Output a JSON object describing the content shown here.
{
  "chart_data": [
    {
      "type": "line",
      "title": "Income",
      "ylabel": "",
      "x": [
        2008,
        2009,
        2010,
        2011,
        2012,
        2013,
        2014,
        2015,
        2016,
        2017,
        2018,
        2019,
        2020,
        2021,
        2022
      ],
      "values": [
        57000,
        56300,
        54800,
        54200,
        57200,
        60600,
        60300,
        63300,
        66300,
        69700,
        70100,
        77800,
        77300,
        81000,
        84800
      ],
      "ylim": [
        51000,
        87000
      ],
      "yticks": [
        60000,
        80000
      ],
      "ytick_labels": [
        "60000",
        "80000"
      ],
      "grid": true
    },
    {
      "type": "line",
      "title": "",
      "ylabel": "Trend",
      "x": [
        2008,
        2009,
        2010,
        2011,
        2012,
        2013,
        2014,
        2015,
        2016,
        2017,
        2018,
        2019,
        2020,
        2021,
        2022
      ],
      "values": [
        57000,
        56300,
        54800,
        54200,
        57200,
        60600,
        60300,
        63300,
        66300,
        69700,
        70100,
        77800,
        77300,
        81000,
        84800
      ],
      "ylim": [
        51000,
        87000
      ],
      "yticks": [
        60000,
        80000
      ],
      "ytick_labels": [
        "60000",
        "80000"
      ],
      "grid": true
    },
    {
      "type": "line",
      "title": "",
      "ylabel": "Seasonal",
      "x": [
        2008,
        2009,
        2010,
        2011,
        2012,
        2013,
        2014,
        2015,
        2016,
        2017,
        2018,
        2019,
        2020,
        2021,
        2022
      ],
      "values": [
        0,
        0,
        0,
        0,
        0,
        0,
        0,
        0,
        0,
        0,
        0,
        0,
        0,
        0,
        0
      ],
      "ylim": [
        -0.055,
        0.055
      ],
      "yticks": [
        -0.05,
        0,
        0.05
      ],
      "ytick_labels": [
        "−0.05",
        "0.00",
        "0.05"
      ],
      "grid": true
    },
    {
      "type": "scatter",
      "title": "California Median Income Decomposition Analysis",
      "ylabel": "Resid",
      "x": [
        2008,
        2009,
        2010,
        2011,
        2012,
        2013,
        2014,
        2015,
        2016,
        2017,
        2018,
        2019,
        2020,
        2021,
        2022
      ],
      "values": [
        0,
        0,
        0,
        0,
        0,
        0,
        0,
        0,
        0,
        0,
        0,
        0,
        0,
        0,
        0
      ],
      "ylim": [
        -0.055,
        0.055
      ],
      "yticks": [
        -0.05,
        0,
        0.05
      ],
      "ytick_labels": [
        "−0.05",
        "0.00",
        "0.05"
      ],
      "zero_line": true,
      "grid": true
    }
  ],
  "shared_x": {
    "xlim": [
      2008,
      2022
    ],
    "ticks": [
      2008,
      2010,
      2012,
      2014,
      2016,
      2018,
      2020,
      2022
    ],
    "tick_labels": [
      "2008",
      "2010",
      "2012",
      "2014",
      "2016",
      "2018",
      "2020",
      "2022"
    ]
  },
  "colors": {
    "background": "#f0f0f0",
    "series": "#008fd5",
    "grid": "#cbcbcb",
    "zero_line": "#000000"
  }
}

+ + +

• The task:
Repeat all the records. Match each line exactly.

• Task output:
Output a JSON object describing the content shown here.
{
  "chart_data": [
    {
      "type": "line",
      "title": "Income",
      "ylabel": "",
      "x": [
        2008,
        2009,
        2010,
        2011,
        2012,
        2013,
        2014,
        2015,
        2016,
        2017,
        2018,
        2019,
        2020,
        2021,
        2022
      ],
      "values": [
        57000,
        56300,
        54800,
        54200,
        57200,
        60600,
        60300,
        63300,
        66300,
        69700,
        70100,
        77800,
        77300,
        81000,
        84800
      ],
      "ylim": [
        51000,
        87000
      ],
      "yticks": [
        60000,
        80000
      ],
      "ytick_labels": [
        "60000",
        "80000"
      ],
      "grid": true
    },
    {
      "type": "line",
      "title": "",
      "ylabel": "Trend",
      "x": [
        2008,
        2009,
        2010,
        2011,
        2012,
        2013,
        2014,
        2015,
        2016,
        2017,
        2018,
        2019,
        2020,
        2021,
        2022
      ],
      "values": [
        57000,
        56300,
        54800,
        54200,
        57200,
        60600,
        60300,
        63300,
        66300,
        69700,
        70100,
        77800,
        77300,
        81000,
        84800
      ],
      "ylim": [
        51000,
        87000
      ],
      "yticks": [
        60000,
        80000
      ],
      "ytick_labels": [
        "60000",
        "80000"
      ],
      "grid": true
    },
    {
      "type": "line",
      "title": "",
      "ylabel": "Seasonal",
      "x": [
        2008,
        2009,
        2010,
        2011,
        2012,
        2013,
        2014,
        2015,
        2016,
        2017,
        2018,
        2019,
        2020,
        2021,
        2022
      ],
      "values": [
        0,
        0,
        0,
        0,
        0,
        0,
        0,
        0,
        0,
        0,
        0,
        0,
        0,
        0,
        0
      ],
      "ylim": [
        -0.055,
        0.055
      ],
      "yticks": [
        -0.05,
        0,
        0.05
      ],
      "ytick_labels": [
        "−0.05",
        "0.00",
        "0.05"
      ],
      "grid": true
    },
    {
      "type": "scatter",
      "title": "California Median Income Decomposition Analysis",
      "ylabel": "Resid",
      "x": [
        2008,
        2009,
        2010,
        2011,
        2012,
        2013,
        2014,
        2015,
        2016,
        2017,
        2018,
        2019,
        2020,
        2021,
        2022
      ],
      "values": [
        0,
        0,
        0,
        0,
        0,
        0,
        0,
        0,
        0,
        0,
        0,
        0,
        0,
        0,
        0
      ],
      "ylim": [
        -0.055,
        0.055
      ],
      "yticks": [
        -0.05,
        0,
        0.05
      ],
      "ytick_labels": [
        "−0.05",
        "0.00",
        "0.05"
      ],
      "zero_line": true,
      "grid": true
    }
  ],
  "shared_x": {
    "xlim": [
      2008,
      2022
    ],
    "ticks": [
      2008,
      2010,
      2012,
      2014,
      2016,
      2018,
      2020,
      2022
    ],
    "tick_labels": [
      "2008",
      "2010",
      "2012",
      "2014",
      "2016",
      "2018",
      "2020",
      "2022"
    ]
  },
  "colors": {
    "background": "#f0f0f0",
    "series": "#008fd5",
    "grid": "#cbcbcb",
    "zero_line": "#000000"
  }
}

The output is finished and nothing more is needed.